SHORT EXERCISE A. Extract the passage on the Aberfan disaster in its entirety, reproducing every word unchanged.
SHORT EXERCISE B. Rewrite the lines of the entries between the line holding "back-button[interactable]: ‹ [12, 7, 44, 39]" and the line holding "value-name-link[interactable]: add_columns [92, 606, 176, 623]", inclusive, substituting "data-cell" for "value-cell" and leaving all else unchanged. Return only those lines.

EXCERPT.
----------
A study of the 1966 Aberfan disaster also illustrates this changing approach, and the new emphasis on human vulnerability rather than resilience. Aberfan was one of the most devastating tragedies in postwar Britain; 116 children and 28 adults died when a coaltip-slide engulfed a school. Observers were struck by the speed with which the community attempted a return to normality. A year later, Mary Essex, a psychologist from the University of Wales, noted that the surviving children seemed normal and adjusted.

By 2000, however, a widespread sense of human vulnerability had become a defining feature of our age, and the history of certain disasters was rewritten from this perspective. In October 2000, Iain McLean and Martin Johnes expressed doubt about earlier claims of resilience following the Aberfan disaster, arguing that ‘subsequent research does suggest that long-term effects would be likely at Aberfan’.
----------
TASK INPUT.
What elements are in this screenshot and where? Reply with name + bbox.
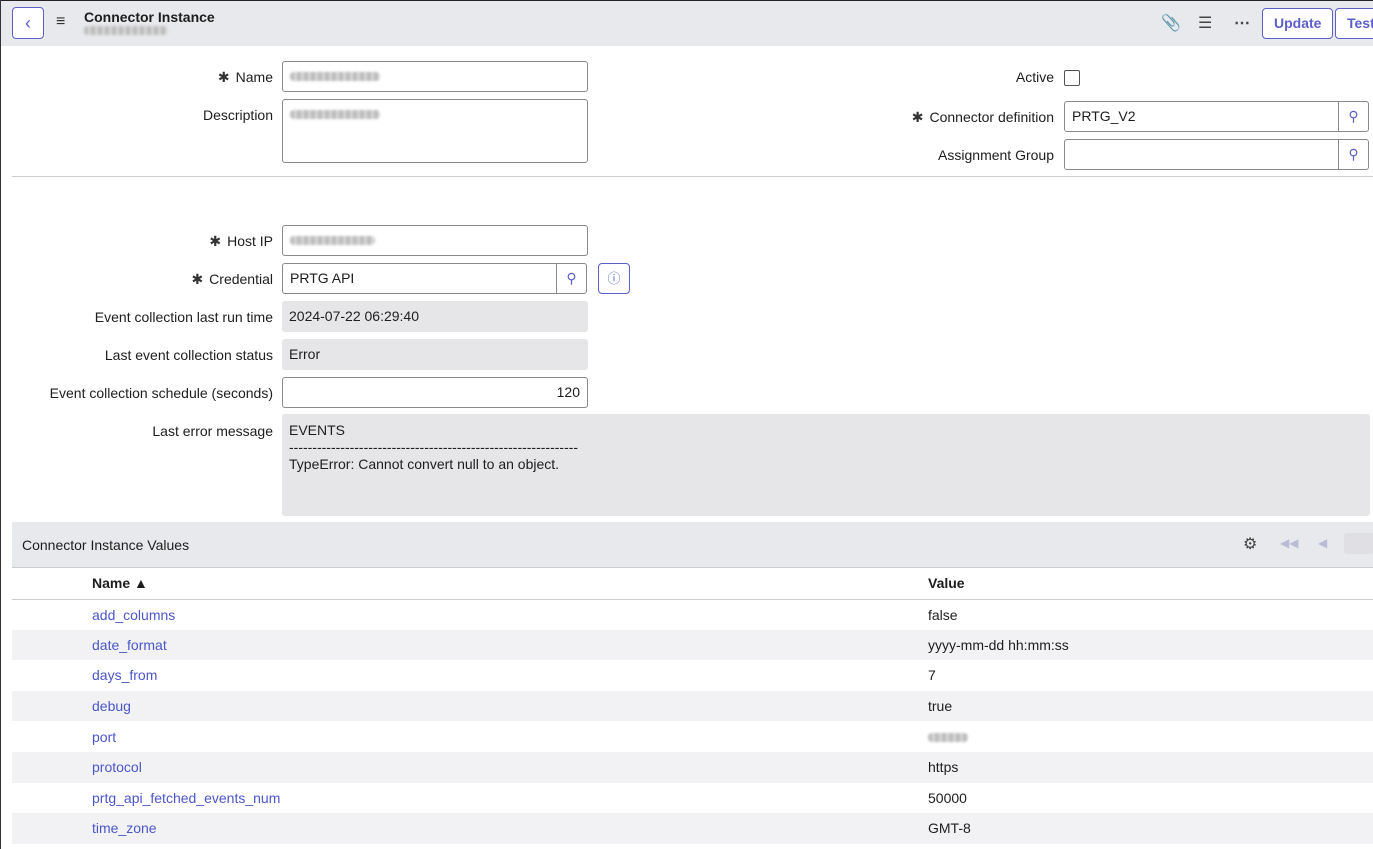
back-button[interactable]: ‹ [12, 7, 44, 39]
value-name-link[interactable]: debug [92, 698, 131, 715]
value-cell: true [928, 690, 1373, 722]
value-cell: 50000 [928, 789, 967, 806]
info-icon[interactable]: ⓘ [598, 263, 630, 294]
last-run-value: 2024-07-22 06:29:40 [282, 301, 588, 332]
value-name-link[interactable]: add_columns [92, 606, 176, 623]
value-cell: yyyy-mm-dd hh:mm:ss [928, 629, 1373, 661]
table-row: prtg_api_fetched_events_num 50000 [12, 783, 1373, 814]
error-message-value: EVENTS ---------------------------------… [282, 414, 1370, 516]
table-row: time_zone GMT-8 [12, 813, 1373, 844]
related-list-title: Connector Instance Values [22, 537, 190, 553]
schedule-label: Event collection schedule (seconds) [49, 385, 273, 401]
redacted-value [928, 732, 968, 742]
name-field[interactable] [282, 61, 588, 92]
host-ip-field[interactable] [282, 225, 588, 256]
form-header: ‹ ≡ Connector Instance 📎 ☰ ⋯ Update Test [1, 0, 1373, 46]
page-number-input[interactable] [1344, 533, 1373, 554]
error-line: ----------------------------------------… [289, 439, 579, 455]
test-button[interactable]: Test [1335, 8, 1373, 39]
table-row: port [12, 721, 1373, 752]
table-row: days_from 7 [12, 660, 1373, 691]
table-row: protocol https [12, 751, 1373, 783]
search-icon[interactable]: ⚲ [1338, 139, 1369, 170]
connector-definition-field[interactable]: PRTG_V2 [1064, 101, 1339, 132]
value-cell: 7 [928, 667, 936, 684]
description-field[interactable] [282, 99, 588, 163]
values-table: Name ▲ Value add_columns false date_format… [12, 568, 1373, 844]
update-button[interactable]: Update [1262, 8, 1334, 39]
settings-sliders-icon[interactable]: ☰ [1198, 15, 1213, 32]
assignment-group-field[interactable] [1064, 139, 1339, 170]
first-page-icon[interactable]: ◀◀ [1280, 536, 1299, 550]
table-row: add_columns false [12, 599, 1373, 630]
value-name-link[interactable]: port [92, 728, 117, 745]
error-line: TypeError: Cannot convert null to an obj… [289, 456, 560, 472]
description-label: Description [202, 107, 273, 123]
gear-icon[interactable]: ⚙ [1243, 536, 1258, 553]
value-cell: GMT-8 [928, 813, 1373, 844]
page-title: Connector Instance [84, 9, 215, 25]
related-list-header: Connector Instance Values ⚙ ◀◀ ◀ [12, 522, 1373, 568]
assignment-group-label: Assignment Group [938, 147, 1054, 163]
value-cell [928, 721, 1373, 752]
value-name-link[interactable]: date_format [92, 636, 167, 653]
host-ip-label: ✱ Host IP [209, 233, 273, 249]
error-line: EVENTS [289, 422, 346, 438]
value-cell: false [928, 606, 958, 623]
name-label: ✱ Name [217, 69, 273, 85]
column-header-value[interactable]: Value [928, 568, 1373, 600]
context-menu-icon[interactable]: ≡ [56, 13, 66, 30]
column-header-name[interactable]: Name ▲ [92, 568, 928, 600]
schedule-field[interactable]: 120 [282, 377, 588, 408]
credential-label: ✱ Credential [191, 271, 273, 287]
attachment-icon[interactable]: 📎 [1161, 15, 1181, 32]
more-options-icon[interactable]: ⋯ [1234, 15, 1250, 32]
credential-field[interactable]: PRTG API [282, 263, 557, 294]
divider [12, 176, 1373, 177]
search-icon[interactable]: ⚲ [1338, 101, 1369, 132]
last-run-label: Event collection last run time [94, 309, 273, 325]
status-value: Error [282, 339, 588, 370]
record-subtitle-redacted [84, 26, 168, 35]
value-name-link[interactable]: time_zone [92, 820, 157, 837]
status-label: Last event collection status [104, 347, 273, 363]
value-cell: https [928, 751, 1373, 783]
connector-definition-label: ✱ Connector definition [911, 109, 1054, 125]
error-message-label: Last error message [152, 423, 273, 439]
value-name-link[interactable]: protocol [92, 759, 142, 776]
table-row: debug true [12, 690, 1373, 722]
search-icon[interactable]: ⚲ [556, 263, 587, 294]
value-name-link[interactable]: prtg_api_fetched_events_num [92, 789, 281, 806]
table-row: date_format yyyy-mm-dd hh:mm:ss [12, 629, 1373, 661]
value-name-link[interactable]: days_from [92, 667, 158, 684]
previous-page-icon[interactable]: ◀ [1318, 536, 1328, 550]
active-checkbox[interactable] [1064, 70, 1080, 86]
active-label: Active [1015, 69, 1054, 85]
----------
EXPECTED ANSWER A.
A study of the 1966 Aberfan disaster also illustrates this changing approach, and the new emphasis on human vulnerability rather than resilience. Aberfan was one of the most devastating tragedies in postwar Britain; 116 children and 28 adults died when a coaltip-slide engulfed a school. Observers were struck by the speed with which the community attempted a return to normality. A year later, Mary Essex, a psychologist from the University of Wales, noted that the surviving children seemed normal and adjusted.

By 2000, however, a widespread sense of human vulnerability had become a defining feature of our age, and the history of certain disasters was rewritten from this perspective. In October 2000, Iain McLean and Martin Johnes expressed doubt about earlier claims of resilience following the Aberfan disaster, arguing that ‘subsequent research does suggest that long-term effects would be likely at Aberfan’.

EXPECTED ANSWER B.
back-button[interactable]: ‹ [12, 7, 44, 39]
value-name-link[interactable]: debug [92, 698, 131, 715]
data-cell: true [928, 690, 1373, 722]
data-cell: 50000 [928, 789, 967, 806]
info-icon[interactable]: ⓘ [598, 263, 630, 294]
last-run-value: 2024-07-22 06:29:40 [282, 301, 588, 332]
value-name-link[interactable]: add_columns [92, 606, 176, 623]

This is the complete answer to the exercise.